GOAL — Below are entries. Pull out all lines containing "English".

>> START

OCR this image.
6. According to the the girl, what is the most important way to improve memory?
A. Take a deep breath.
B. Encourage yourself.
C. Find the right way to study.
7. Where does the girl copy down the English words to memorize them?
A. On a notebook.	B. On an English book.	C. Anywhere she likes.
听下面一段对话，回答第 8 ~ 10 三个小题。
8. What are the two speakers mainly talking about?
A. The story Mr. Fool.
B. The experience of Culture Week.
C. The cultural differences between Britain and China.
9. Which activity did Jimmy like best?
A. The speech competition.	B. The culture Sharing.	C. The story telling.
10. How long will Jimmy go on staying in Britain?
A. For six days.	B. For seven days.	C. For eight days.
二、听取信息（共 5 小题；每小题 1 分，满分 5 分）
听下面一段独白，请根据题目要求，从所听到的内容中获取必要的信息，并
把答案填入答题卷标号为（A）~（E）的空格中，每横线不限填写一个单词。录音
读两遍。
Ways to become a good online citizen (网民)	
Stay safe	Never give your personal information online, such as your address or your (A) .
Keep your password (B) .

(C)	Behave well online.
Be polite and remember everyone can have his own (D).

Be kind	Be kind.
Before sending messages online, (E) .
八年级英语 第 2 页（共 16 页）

>> END

WRITTEN REPLY —
7. Where does the girl copy down the English words to memorize them?
A. On a notebook.	B. On an English book.	C. Anywhere she likes.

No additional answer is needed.